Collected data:
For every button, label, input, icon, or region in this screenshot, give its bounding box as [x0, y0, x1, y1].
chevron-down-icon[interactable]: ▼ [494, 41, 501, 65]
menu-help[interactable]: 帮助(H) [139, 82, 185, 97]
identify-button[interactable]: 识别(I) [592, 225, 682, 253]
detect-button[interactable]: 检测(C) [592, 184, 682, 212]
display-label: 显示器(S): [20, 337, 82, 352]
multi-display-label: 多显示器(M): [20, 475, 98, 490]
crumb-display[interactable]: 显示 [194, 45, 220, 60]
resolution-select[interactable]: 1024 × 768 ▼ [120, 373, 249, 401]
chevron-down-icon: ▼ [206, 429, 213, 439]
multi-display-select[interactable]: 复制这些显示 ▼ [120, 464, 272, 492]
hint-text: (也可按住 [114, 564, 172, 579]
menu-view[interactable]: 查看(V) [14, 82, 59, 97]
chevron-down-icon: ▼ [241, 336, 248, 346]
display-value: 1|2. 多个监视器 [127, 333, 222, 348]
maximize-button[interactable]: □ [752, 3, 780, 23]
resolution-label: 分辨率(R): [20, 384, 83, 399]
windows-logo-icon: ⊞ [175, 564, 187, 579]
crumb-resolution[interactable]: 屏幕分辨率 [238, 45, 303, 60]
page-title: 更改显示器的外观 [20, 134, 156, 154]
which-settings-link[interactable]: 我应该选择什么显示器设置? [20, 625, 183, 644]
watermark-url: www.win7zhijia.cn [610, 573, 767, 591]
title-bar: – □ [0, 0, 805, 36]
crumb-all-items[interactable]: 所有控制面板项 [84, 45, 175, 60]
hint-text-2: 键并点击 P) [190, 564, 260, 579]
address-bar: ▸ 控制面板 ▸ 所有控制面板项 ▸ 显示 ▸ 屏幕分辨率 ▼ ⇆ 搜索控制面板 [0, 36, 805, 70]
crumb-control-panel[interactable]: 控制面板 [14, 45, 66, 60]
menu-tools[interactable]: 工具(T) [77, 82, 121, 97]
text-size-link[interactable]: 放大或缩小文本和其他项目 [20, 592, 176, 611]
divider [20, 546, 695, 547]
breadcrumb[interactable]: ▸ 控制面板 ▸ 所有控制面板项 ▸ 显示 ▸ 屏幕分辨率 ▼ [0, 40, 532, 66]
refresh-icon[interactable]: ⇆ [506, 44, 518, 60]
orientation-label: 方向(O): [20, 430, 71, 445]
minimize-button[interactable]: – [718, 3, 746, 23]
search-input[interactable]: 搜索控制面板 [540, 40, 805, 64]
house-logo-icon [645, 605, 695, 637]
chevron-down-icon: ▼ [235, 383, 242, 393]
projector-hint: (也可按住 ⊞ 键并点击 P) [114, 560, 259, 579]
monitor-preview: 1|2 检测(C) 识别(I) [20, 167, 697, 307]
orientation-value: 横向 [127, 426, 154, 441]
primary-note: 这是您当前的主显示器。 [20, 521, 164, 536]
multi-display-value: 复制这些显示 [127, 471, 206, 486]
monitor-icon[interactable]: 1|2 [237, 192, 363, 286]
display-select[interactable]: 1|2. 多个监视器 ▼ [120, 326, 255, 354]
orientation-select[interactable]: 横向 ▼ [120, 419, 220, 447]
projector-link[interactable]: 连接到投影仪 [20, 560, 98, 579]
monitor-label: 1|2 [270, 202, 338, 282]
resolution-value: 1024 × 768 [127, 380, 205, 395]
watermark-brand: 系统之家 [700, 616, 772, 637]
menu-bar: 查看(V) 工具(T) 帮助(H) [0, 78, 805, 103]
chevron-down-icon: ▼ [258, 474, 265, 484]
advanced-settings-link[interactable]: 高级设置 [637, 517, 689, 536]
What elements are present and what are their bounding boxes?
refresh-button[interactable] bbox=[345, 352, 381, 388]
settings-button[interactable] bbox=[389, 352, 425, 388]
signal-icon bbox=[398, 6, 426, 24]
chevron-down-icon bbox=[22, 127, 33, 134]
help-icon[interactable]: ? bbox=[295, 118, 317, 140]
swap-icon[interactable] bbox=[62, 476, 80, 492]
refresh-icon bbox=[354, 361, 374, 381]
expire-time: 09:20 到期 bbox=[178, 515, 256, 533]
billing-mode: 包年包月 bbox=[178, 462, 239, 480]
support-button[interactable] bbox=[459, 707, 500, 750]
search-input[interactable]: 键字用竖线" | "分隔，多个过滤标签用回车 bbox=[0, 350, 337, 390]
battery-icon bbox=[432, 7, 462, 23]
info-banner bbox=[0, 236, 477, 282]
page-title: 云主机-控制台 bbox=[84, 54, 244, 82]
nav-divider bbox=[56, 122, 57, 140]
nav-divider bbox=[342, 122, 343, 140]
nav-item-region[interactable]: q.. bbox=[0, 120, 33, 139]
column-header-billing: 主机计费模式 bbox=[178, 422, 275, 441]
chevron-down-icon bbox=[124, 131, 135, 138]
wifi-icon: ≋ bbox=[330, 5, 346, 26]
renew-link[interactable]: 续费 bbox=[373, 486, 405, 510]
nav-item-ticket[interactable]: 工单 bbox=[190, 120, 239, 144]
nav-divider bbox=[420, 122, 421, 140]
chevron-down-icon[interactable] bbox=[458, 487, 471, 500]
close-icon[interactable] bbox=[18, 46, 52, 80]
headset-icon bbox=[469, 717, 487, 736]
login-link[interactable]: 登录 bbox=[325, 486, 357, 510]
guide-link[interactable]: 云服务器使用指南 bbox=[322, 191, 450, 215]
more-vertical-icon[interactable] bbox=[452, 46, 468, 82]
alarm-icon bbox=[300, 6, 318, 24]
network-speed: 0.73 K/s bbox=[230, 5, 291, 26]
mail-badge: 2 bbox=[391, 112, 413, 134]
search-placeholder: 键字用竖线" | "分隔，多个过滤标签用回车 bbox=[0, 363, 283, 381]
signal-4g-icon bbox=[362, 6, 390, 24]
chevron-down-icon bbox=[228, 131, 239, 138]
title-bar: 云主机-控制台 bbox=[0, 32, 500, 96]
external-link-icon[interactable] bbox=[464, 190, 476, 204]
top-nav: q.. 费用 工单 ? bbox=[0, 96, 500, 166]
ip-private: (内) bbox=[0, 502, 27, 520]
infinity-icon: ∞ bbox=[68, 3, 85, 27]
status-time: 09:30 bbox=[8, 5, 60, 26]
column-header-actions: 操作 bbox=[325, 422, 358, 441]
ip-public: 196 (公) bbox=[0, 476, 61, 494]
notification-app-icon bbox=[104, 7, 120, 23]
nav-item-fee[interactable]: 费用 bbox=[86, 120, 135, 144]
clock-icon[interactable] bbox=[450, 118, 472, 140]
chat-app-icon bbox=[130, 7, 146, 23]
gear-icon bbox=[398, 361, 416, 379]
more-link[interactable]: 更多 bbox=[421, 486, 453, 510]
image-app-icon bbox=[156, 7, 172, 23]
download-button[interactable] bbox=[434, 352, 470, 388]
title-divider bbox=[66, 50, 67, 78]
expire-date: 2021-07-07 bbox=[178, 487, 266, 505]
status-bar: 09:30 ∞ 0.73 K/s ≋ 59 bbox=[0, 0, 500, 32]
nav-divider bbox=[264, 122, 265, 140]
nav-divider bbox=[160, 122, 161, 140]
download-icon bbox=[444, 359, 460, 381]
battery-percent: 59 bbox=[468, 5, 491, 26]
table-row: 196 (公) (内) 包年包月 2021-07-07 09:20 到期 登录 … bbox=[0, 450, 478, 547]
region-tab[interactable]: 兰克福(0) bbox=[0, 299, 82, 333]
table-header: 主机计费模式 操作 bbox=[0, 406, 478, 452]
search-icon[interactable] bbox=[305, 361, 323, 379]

Goal.
Copy every line of the rows above, character for character.

Solution.
For every button, label, input, icon, or region in this screenshot, give its bounding box as [x0, y0, x1, y1].
chevron-down-icon[interactable]: ▼ [494, 41, 501, 65]
menu-help[interactable]: 帮助(H) [139, 82, 185, 97]
identify-button[interactable]: 识别(I) [592, 225, 682, 253]
detect-button[interactable]: 检测(C) [592, 184, 682, 212]
display-label: 显示器(S): [20, 337, 82, 352]
multi-display-label: 多显示器(M): [20, 475, 98, 490]
crumb-display[interactable]: 显示 [194, 45, 220, 60]
resolution-select[interactable]: 1024 × 768 ▼ [120, 373, 249, 401]
chevron-down-icon: ▼ [206, 429, 213, 439]
multi-display-select[interactable]: 复制这些显示 ▼ [120, 464, 272, 492]
hint-text: (也可按住 [114, 564, 172, 579]
menu-view[interactable]: 查看(V) [14, 82, 59, 97]
chevron-down-icon: ▼ [241, 336, 248, 346]
display-value: 1|2. 多个监视器 [127, 333, 222, 348]
maximize-button[interactable]: □ [752, 3, 780, 23]
resolution-label: 分辨率(R): [20, 384, 83, 399]
windows-logo-icon: ⊞ [175, 564, 187, 579]
crumb-resolution[interactable]: 屏幕分辨率 [238, 45, 303, 60]
page-title: 更改显示器的外观 [20, 134, 156, 154]
which-settings-link[interactable]: 我应该选择什么显示器设置? [20, 625, 183, 644]
watermark-url: www.win7zhijia.cn [610, 573, 767, 591]
title-bar: – □ [0, 0, 805, 36]
crumb-all-items[interactable]: 所有控制面板项 [84, 45, 175, 60]
hint-text-2: 键并点击 P) [190, 564, 260, 579]
address-bar: ▸ 控制面板 ▸ 所有控制面板项 ▸ 显示 ▸ 屏幕分辨率 ▼ ⇆ 搜索控制面板 [0, 36, 805, 70]
crumb-control-panel[interactable]: 控制面板 [14, 45, 66, 60]
menu-tools[interactable]: 工具(T) [77, 82, 121, 97]
text-size-link[interactable]: 放大或缩小文本和其他项目 [20, 592, 176, 611]
divider [20, 546, 695, 547]
breadcrumb[interactable]: ▸ 控制面板 ▸ 所有控制面板项 ▸ 显示 ▸ 屏幕分辨率 ▼ [0, 40, 532, 66]
refresh-icon[interactable]: ⇆ [506, 44, 518, 60]
orientation-label: 方向(O): [20, 430, 71, 445]
minimize-button[interactable]: – [718, 3, 746, 23]
search-input[interactable]: 搜索控制面板 [540, 40, 805, 64]
house-logo-icon [645, 605, 695, 637]
chevron-down-icon: ▼ [235, 383, 242, 393]
projector-hint: (也可按住 ⊞ 键并点击 P) [114, 560, 259, 579]
monitor-preview: 1|2 检测(C) 识别(I) [20, 167, 697, 307]
orientation-value: 横向 [127, 426, 154, 441]
primary-note: 这是您当前的主显示器。 [20, 521, 164, 536]
multi-display-value: 复制这些显示 [127, 471, 206, 486]
monitor-icon[interactable]: 1|2 [237, 192, 363, 286]
display-select[interactable]: 1|2. 多个监视器 ▼ [120, 326, 255, 354]
orientation-select[interactable]: 横向 ▼ [120, 419, 220, 447]
projector-link[interactable]: 连接到投影仪 [20, 560, 98, 579]
monitor-label: 1|2 [270, 202, 338, 282]
resolution-value: 1024 × 768 [127, 380, 205, 395]
watermark-brand: 系统之家 [700, 616, 772, 637]
menu-bar: 查看(V) 工具(T) 帮助(H) [0, 78, 805, 103]
chevron-down-icon: ▼ [258, 474, 265, 484]
advanced-settings-link[interactable]: 高级设置 [637, 517, 689, 536]
What elements are present and what are their bounding boxes?
refresh-button[interactable] bbox=[345, 352, 381, 388]
settings-button[interactable] bbox=[389, 352, 425, 388]
signal-icon bbox=[398, 6, 426, 24]
chevron-down-icon bbox=[22, 127, 33, 134]
help-icon[interactable]: ? bbox=[295, 118, 317, 140]
swap-icon[interactable] bbox=[62, 476, 80, 492]
refresh-icon bbox=[354, 361, 374, 381]
expire-time: 09:20 到期 bbox=[178, 515, 256, 533]
billing-mode: 包年包月 bbox=[178, 462, 239, 480]
support-button[interactable] bbox=[459, 707, 500, 750]
search-input[interactable]: 键字用竖线" | "分隔，多个过滤标签用回车 bbox=[0, 350, 337, 390]
battery-icon bbox=[432, 7, 462, 23]
info-banner bbox=[0, 236, 477, 282]
page-title: 云主机-控制台 bbox=[84, 54, 244, 82]
nav-divider bbox=[56, 122, 57, 140]
nav-divider bbox=[342, 122, 343, 140]
nav-item-region[interactable]: q.. bbox=[0, 120, 33, 139]
column-header-billing: 主机计费模式 bbox=[178, 422, 275, 441]
chevron-down-icon bbox=[124, 131, 135, 138]
wifi-icon: ≋ bbox=[330, 5, 346, 26]
renew-link[interactable]: 续费 bbox=[373, 486, 405, 510]
nav-item-ticket[interactable]: 工单 bbox=[190, 120, 239, 144]
nav-divider bbox=[420, 122, 421, 140]
chevron-down-icon[interactable] bbox=[458, 487, 471, 500]
close-icon[interactable] bbox=[18, 46, 52, 80]
headset-icon bbox=[469, 717, 487, 736]
login-link[interactable]: 登录 bbox=[325, 486, 357, 510]
guide-link[interactable]: 云服务器使用指南 bbox=[322, 191, 450, 215]
more-vertical-icon[interactable] bbox=[452, 46, 468, 82]
alarm-icon bbox=[300, 6, 318, 24]
network-speed: 0.73 K/s bbox=[230, 5, 291, 26]
mail-badge: 2 bbox=[391, 112, 413, 134]
search-placeholder: 键字用竖线" | "分隔，多个过滤标签用回车 bbox=[0, 363, 283, 381]
signal-4g-icon bbox=[362, 6, 390, 24]
chevron-down-icon bbox=[228, 131, 239, 138]
title-bar: 云主机-控制台 bbox=[0, 32, 500, 96]
external-link-icon[interactable] bbox=[464, 190, 476, 204]
top-nav: q.. 费用 工单 ? bbox=[0, 96, 500, 166]
ip-private: (内) bbox=[0, 502, 27, 520]
infinity-icon: ∞ bbox=[68, 3, 85, 27]
status-time: 09:30 bbox=[8, 5, 60, 26]
column-header-actions: 操作 bbox=[325, 422, 358, 441]
ip-public: 196 (公) bbox=[0, 476, 61, 494]
notification-app-icon bbox=[104, 7, 120, 23]
nav-item-fee[interactable]: 费用 bbox=[86, 120, 135, 144]
clock-icon[interactable] bbox=[450, 118, 472, 140]
chat-app-icon bbox=[130, 7, 146, 23]
gear-icon bbox=[398, 361, 416, 379]
more-link[interactable]: 更多 bbox=[421, 486, 453, 510]
image-app-icon bbox=[156, 7, 172, 23]
download-button[interactable] bbox=[434, 352, 470, 388]
title-divider bbox=[66, 50, 67, 78]
expire-date: 2021-07-07 bbox=[178, 487, 266, 505]
status-bar: 09:30 ∞ 0.73 K/s ≋ 59 bbox=[0, 0, 500, 32]
nav-divider bbox=[264, 122, 265, 140]
nav-divider bbox=[160, 122, 161, 140]
download-icon bbox=[444, 359, 460, 381]
battery-percent: 59 bbox=[468, 5, 491, 26]
table-row: 196 (公) (内) 包年包月 2021-07-07 09:20 到期 登录 … bbox=[0, 450, 478, 547]
region-tab[interactable]: 兰克福(0) bbox=[0, 299, 82, 333]
table-header: 主机计费模式 操作 bbox=[0, 406, 478, 452]
search-icon[interactable] bbox=[305, 361, 323, 379]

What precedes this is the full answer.